- PROVIDED RECORDS -
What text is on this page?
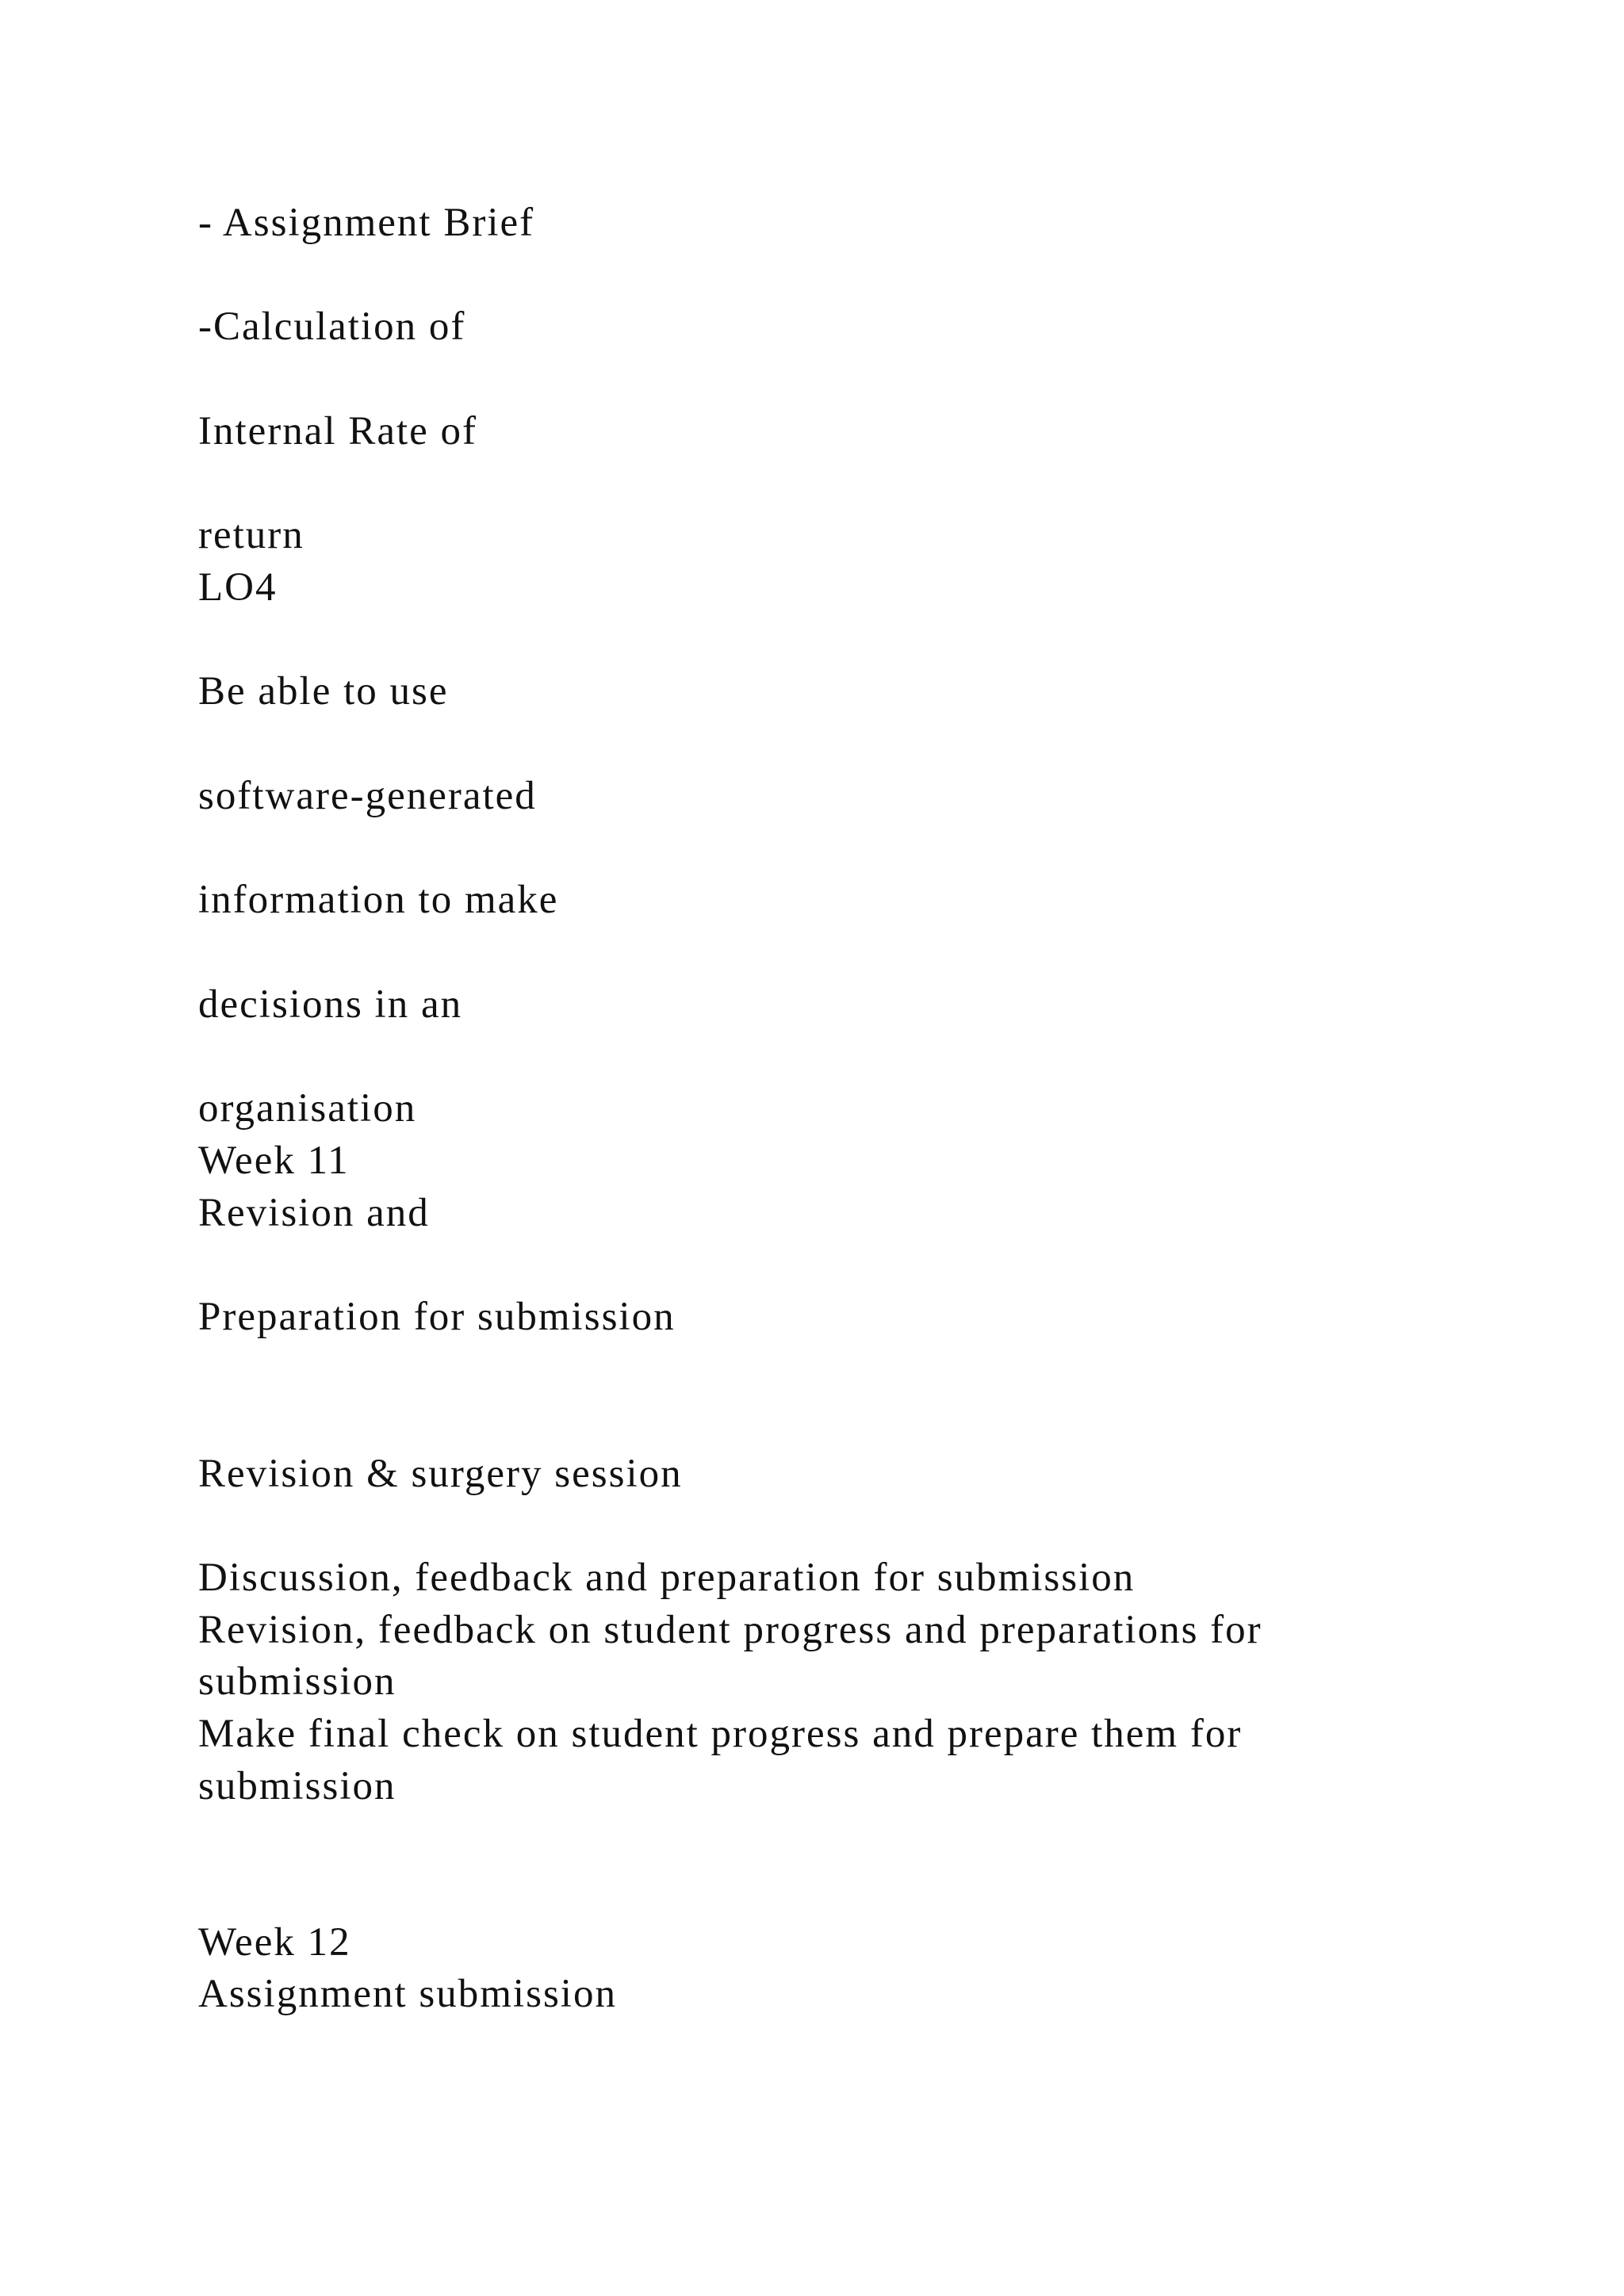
- Assignment Brief

-Calculation of

Internal Rate of

return

LO4

Be able to use

software-generated

information to make

decisions in an

organisation

Week 11

Revision and

Preparation for submission

Revision & surgery session

Discussion, feedback and preparation for submission

Revision, feedback on student progress and preparations for

submission

Make final check on student progress and prepare them for

submission

Week 12

Assignment submission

- STATED TASK -
Every entry should be returned exactly as written, minus the pictures.

- THE SOLUTION -
What text is on this page?
- Assignment Brief

-Calculation of

Internal Rate of

return

LO4

Be able to use

software-generated

information to make

decisions in an

organisation

Week 11

Revision and

Preparation for submission

Revision & surgery session

Discussion, feedback and preparation for submission

Revision, feedback on student progress and preparations for

submission

Make final check on student progress and prepare them for

submission

Week 12

Assignment submission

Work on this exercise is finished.